* _Exercise goal_
Output each entry verbatim and exclude every picture from it.

* _Input data_
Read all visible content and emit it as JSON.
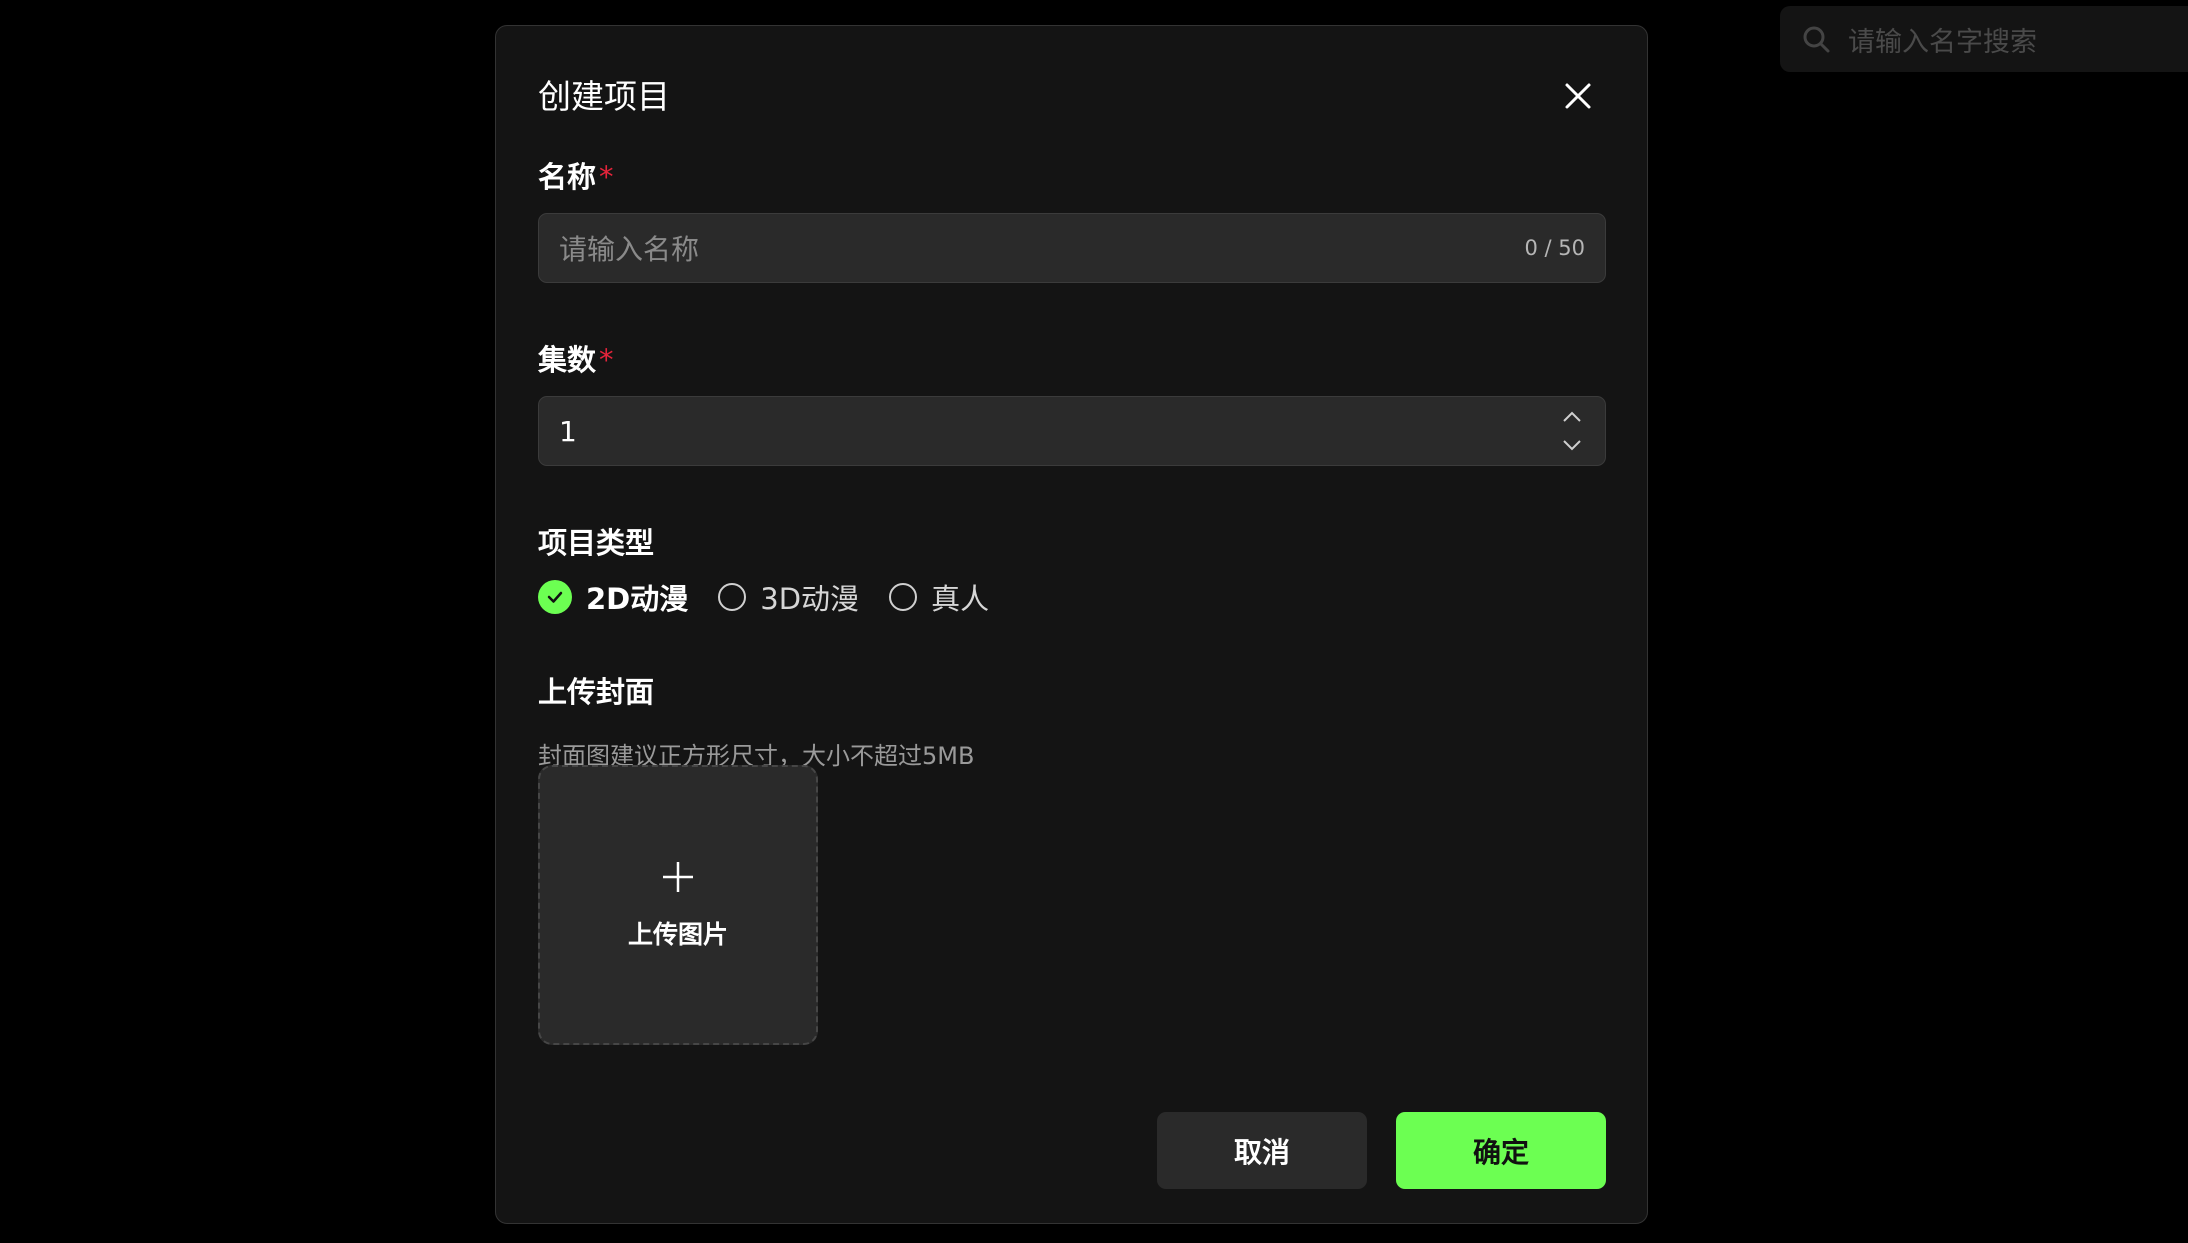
{
  "background": {
    "search_placeholder": "请输入名字搜索"
  },
  "modal": {
    "title": "创建项目",
    "close_icon": "close-icon"
  },
  "name_field": {
    "label": "名称",
    "required_mark": "*",
    "placeholder": "请输入名称",
    "char_count": "0 / 50"
  },
  "episodes_field": {
    "label": "集数",
    "required_mark": "*",
    "value": "1"
  },
  "project_type": {
    "label": "项目类型",
    "options": [
      {
        "label": "2D动漫",
        "selected": true
      },
      {
        "label": "3D动漫",
        "selected": false
      },
      {
        "label": "真人",
        "selected": false
      }
    ]
  },
  "cover": {
    "label": "上传封面",
    "hint": "封面图建议正方形尺寸，大小不超过5MB",
    "upload_label": "上传图片"
  },
  "actions": {
    "cancel_label": "取消",
    "confirm_label": "确定"
  },
  "colors": {
    "accent": "#6cff52",
    "required": "#e5243b",
    "modal_bg": "#141414",
    "input_bg": "#2a2a2a"
  }
}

* _Response below_
Read all visible content and emit it as JSON.
{
  "background": {
    "search_placeholder": "请输入名字搜索"
  },
  "modal": {
    "title": "创建项目",
    "close_icon": "close-icon"
  },
  "name_field": {
    "label": "名称",
    "required_mark": "*",
    "placeholder": "请输入名称",
    "char_count": "0 / 50"
  },
  "episodes_field": {
    "label": "集数",
    "required_mark": "*",
    "value": "1"
  },
  "project_type": {
    "label": "项目类型",
    "options": [
      {
        "label": "2D动漫",
        "selected": true
      },
      {
        "label": "3D动漫",
        "selected": false
      },
      {
        "label": "真人",
        "selected": false
      }
    ]
  },
  "cover": {
    "label": "上传封面",
    "hint": "封面图建议正方形尺寸，大小不超过5MB",
    "upload_label": "上传图片"
  },
  "actions": {
    "cancel_label": "取消",
    "confirm_label": "确定"
  },
  "colors": {
    "accent": "#6cff52",
    "required": "#e5243b",
    "modal_bg": "#141414",
    "input_bg": "#2a2a2a"
  }
}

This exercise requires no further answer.